**Prompt:**
Copy out the data below as written; omit any images.

+-------+

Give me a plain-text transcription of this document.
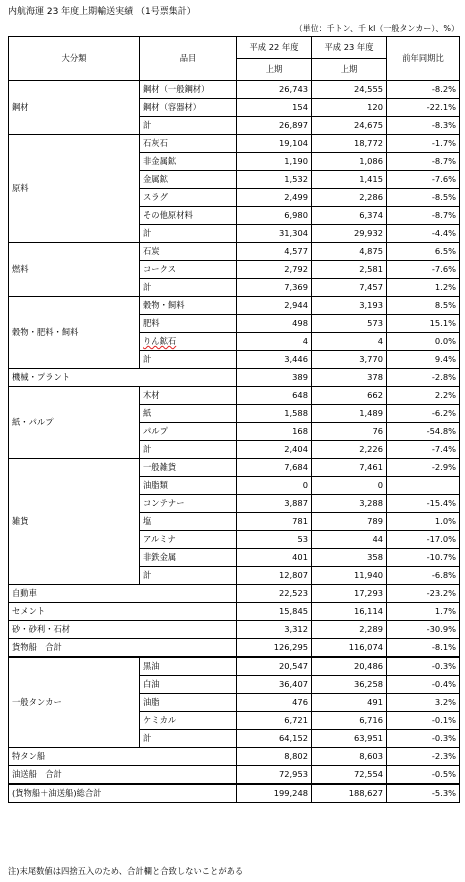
内航海運 23 年度上期輸送実績 （1号票集計）
（単位：千トン、千 kl（一般タンカー）、%）
大分類	品目	平成 22 年度	平成 23 年度	前年同期比
		上期	上期	
鋼材	鋼材（一般鋼材）	26,743	24,555	-8.2%
	鋼材（容器材）	154	120	-22.1%
	計	26,897	24,675	-8.3%
原料	石灰石	19,104	18,772	-1.7%
	非金属鉱	1,190	1,086	-8.7%
	金属鉱	1,532	1,415	-7.6%
	スラグ	2,499	2,286	-8.5%
	その他原材料	6,980	6,374	-8.7%
	計	31,304	29,932	-4.4%
燃料	石炭	4,577	4,875	6.5%
	コークス	2,792	2,581	-7.6%
	計	7,369	7,457	1.2%
穀物・肥料・飼料	穀物・飼料	2,944	3,193	8.5%
	肥料	498	573	15.1%
	りん鉱石	4	4	0.0%
	計	3,446	3,770	9.4%
機械・プラント		389	378	-2.8%
紙・パルプ	木材	648	662	2.2%
	紙	1,588	1,489	-6.2%
	パルプ	168	76	-54.8%
	計	2,404	2,226	-7.4%
雑貨	一般雑貨	7,684	7,461	-2.9%
	油脂類	0	0	
	コンテナー	3,887	3,288	-15.4%
	塩	781	789	1.0%
	アルミナ	53	44	-17.0%
	非鉄金属	401	358	-10.7%
	計	12,807	11,940	-6.8%
自動車		22,523	17,293	-23.2%
セメント		15,845	16,114	1.7%
砂・砂利・石材		3,312	2,289	-30.9%
貨物船　合計		126,295	116,074	-8.1%
一般タンカー	黒油	20,547	20,486	-0.3%
	白油	36,407	36,258	-0.4%
	油脂	476	491	3.2%
	ケミカル	6,721	6,716	-0.1%
	計	64,152	63,951	-0.3%
特タン船		8,802	8,603	-2.3%
油送船　合計		72,953	72,554	-0.5%
(貨物船＋油送船)総合計		199,248	188,627	-5.3%
注)末尾数値は四捨五入のため、合計欄と合致しないことがある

+-------+

**Exercise answer:**
Give me a plain-text transcription of this document.
内航海運 23 年度上期輸送実績 （1号票集計）
（単位：千トン、千 kl（一般タンカー）、%）
大分類	品目	平成 22 年度	平成 23 年度	前年同期比
		上期	上期	
鋼材	鋼材（一般鋼材）	26,743	24,555	-8.2%
	鋼材（容器材）	154	120	-22.1%
	計	26,897	24,675	-8.3%
原料	石灰石	19,104	18,772	-1.7%
	非金属鉱	1,190	1,086	-8.7%
	金属鉱	1,532	1,415	-7.6%
	スラグ	2,499	2,286	-8.5%
	その他原材料	6,980	6,374	-8.7%
	計	31,304	29,932	-4.4%
燃料	石炭	4,577	4,875	6.5%
	コークス	2,792	2,581	-7.6%
	計	7,369	7,457	1.2%
穀物・肥料・飼料	穀物・飼料	2,944	3,193	8.5%
	肥料	498	573	15.1%
	りん鉱石	4	4	0.0%
	計	3,446	3,770	9.4%
機械・プラント		389	378	-2.8%
紙・パルプ	木材	648	662	2.2%
	紙	1,588	1,489	-6.2%
	パルプ	168	76	-54.8%
	計	2,404	2,226	-7.4%
雑貨	一般雑貨	7,684	7,461	-2.9%
	油脂類	0	0	
	コンテナー	3,887	3,288	-15.4%
	塩	781	789	1.0%
	アルミナ	53	44	-17.0%
	非鉄金属	401	358	-10.7%
	計	12,807	11,940	-6.8%
自動車		22,523	17,293	-23.2%
セメント		15,845	16,114	1.7%
砂・砂利・石材		3,312	2,289	-30.9%
貨物船　合計		126,295	116,074	-8.1%
一般タンカー	黒油	20,547	20,486	-0.3%
	白油	36,407	36,258	-0.4%
	油脂	476	491	3.2%
	ケミカル	6,721	6,716	-0.1%
	計	64,152	63,951	-0.3%
特タン船		8,802	8,603	-2.3%
油送船　合計		72,953	72,554	-0.5%
(貨物船＋油送船)総合計		199,248	188,627	-5.3%
注)末尾数値は四捨五入のため、合計欄と合致しないことがある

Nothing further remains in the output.